Dataset records
================

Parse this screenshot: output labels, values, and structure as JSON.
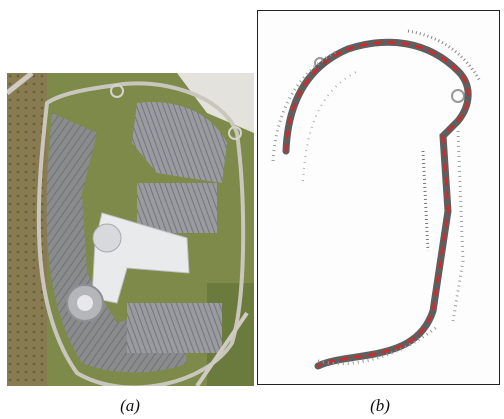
{
  "figure": {
    "panels": [
      {
        "id": "a",
        "label": "(a)",
        "content": "aerial-photo"
      },
      {
        "id": "b",
        "label": "(b)",
        "content": "point-map"
      }
    ]
  },
  "colors": {
    "map_trail": "#d62828",
    "map_points": "#111111",
    "aerial_grass": "#7d8a4a",
    "aerial_parking": "#8e8f95"
  }
}
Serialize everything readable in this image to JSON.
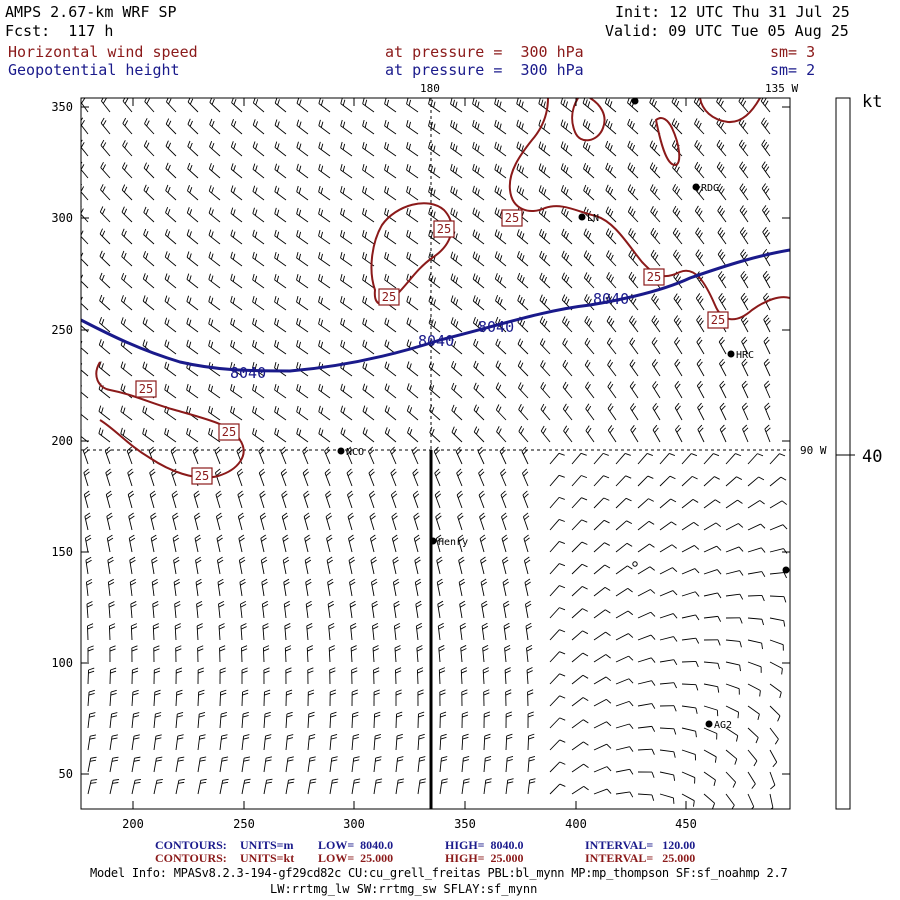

================

== Work instructions ==
Pictures in the records above should not be copied. Repeat everything else exactly.

== Correct response ==
Parse this screenshot: output labels, values, and structure as JSON.
{
  "figure": {
    "panels": [
      {
        "id": "a",
        "label": "(a)",
        "content": "aerial-photo"
      },
      {
        "id": "b",
        "label": "(b)",
        "content": "point-map"
      }
    ]
  },
  "colors": {
    "map_trail": "#d62828",
    "map_points": "#111111",
    "aerial_grass": "#7d8a4a",
    "aerial_parking": "#8e8f95"
  }
}
Serialize everything readable in this image to JSON.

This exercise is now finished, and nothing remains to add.